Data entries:
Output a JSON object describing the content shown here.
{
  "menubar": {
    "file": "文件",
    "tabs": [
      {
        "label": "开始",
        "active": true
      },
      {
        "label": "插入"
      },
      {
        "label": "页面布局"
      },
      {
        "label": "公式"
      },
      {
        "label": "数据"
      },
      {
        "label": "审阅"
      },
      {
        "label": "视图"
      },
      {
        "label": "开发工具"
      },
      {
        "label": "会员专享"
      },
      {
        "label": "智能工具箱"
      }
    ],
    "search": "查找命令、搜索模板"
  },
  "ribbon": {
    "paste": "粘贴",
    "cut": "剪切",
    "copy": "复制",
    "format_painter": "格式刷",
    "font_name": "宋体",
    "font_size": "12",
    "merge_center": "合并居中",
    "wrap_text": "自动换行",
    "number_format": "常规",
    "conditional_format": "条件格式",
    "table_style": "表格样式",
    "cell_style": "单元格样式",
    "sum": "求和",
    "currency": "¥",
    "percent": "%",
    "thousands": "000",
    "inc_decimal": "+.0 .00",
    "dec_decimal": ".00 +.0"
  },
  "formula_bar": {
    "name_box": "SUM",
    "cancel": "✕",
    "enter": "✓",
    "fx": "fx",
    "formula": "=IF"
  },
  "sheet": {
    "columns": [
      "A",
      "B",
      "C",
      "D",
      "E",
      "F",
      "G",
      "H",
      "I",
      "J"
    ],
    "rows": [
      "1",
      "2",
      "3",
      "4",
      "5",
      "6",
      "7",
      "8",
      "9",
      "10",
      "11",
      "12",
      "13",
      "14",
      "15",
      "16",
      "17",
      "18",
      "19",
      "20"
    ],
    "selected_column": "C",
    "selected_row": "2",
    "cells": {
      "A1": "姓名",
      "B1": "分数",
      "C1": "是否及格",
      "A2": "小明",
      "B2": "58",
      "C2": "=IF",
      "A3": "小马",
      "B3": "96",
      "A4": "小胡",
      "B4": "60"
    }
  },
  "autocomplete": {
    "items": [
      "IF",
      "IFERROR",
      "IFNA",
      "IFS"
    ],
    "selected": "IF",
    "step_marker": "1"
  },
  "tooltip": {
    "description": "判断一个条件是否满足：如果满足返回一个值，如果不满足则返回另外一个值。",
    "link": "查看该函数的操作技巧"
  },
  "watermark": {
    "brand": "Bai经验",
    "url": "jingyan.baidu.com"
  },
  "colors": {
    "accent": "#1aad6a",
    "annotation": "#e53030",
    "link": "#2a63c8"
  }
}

## Exercise:
Retype each record exactly, leaving nothing out.

## The reply:
Output a JSON object describing the content shown here.
{
  "menubar": {
    "file": "文件",
    "tabs": [
      {
        "label": "开始",
        "active": true
      },
      {
        "label": "插入"
      },
      {
        "label": "页面布局"
      },
      {
        "label": "公式"
      },
      {
        "label": "数据"
      },
      {
        "label": "审阅"
      },
      {
        "label": "视图"
      },
      {
        "label": "开发工具"
      },
      {
        "label": "会员专享"
      },
      {
        "label": "智能工具箱"
      }
    ],
    "search": "查找命令、搜索模板"
  },
  "ribbon": {
    "paste": "粘贴",
    "cut": "剪切",
    "copy": "复制",
    "format_painter": "格式刷",
    "font_name": "宋体",
    "font_size": "12",
    "merge_center": "合并居中",
    "wrap_text": "自动换行",
    "number_format": "常规",
    "conditional_format": "条件格式",
    "table_style": "表格样式",
    "cell_style": "单元格样式",
    "sum": "求和",
    "currency": "¥",
    "percent": "%",
    "thousands": "000",
    "inc_decimal": "+.0 .00",
    "dec_decimal": ".00 +.0"
  },
  "formula_bar": {
    "name_box": "SUM",
    "cancel": "✕",
    "enter": "✓",
    "fx": "fx",
    "formula": "=IF"
  },
  "sheet": {
    "columns": [
      "A",
      "B",
      "C",
      "D",
      "E",
      "F",
      "G",
      "H",
      "I",
      "J"
    ],
    "rows": [
      "1",
      "2",
      "3",
      "4",
      "5",
      "6",
      "7",
      "8",
      "9",
      "10",
      "11",
      "12",
      "13",
      "14",
      "15",
      "16",
      "17",
      "18",
      "19",
      "20"
    ],
    "selected_column": "C",
    "selected_row": "2",
    "cells": {
      "A1": "姓名",
      "B1": "分数",
      "C1": "是否及格",
      "A2": "小明",
      "B2": "58",
      "C2": "=IF",
      "A3": "小马",
      "B3": "96",
      "A4": "小胡",
      "B4": "60"
    }
  },
  "autocomplete": {
    "items": [
      "IF",
      "IFERROR",
      "IFNA",
      "IFS"
    ],
    "selected": "IF",
    "step_marker": "1"
  },
  "tooltip": {
    "description": "判断一个条件是否满足：如果满足返回一个值，如果不满足则返回另外一个值。",
    "link": "查看该函数的操作技巧"
  },
  "watermark": {
    "brand": "Bai经验",
    "url": "jingyan.baidu.com"
  },
  "colors": {
    "accent": "#1aad6a",
    "annotation": "#e53030",
    "link": "#2a63c8"
  }
}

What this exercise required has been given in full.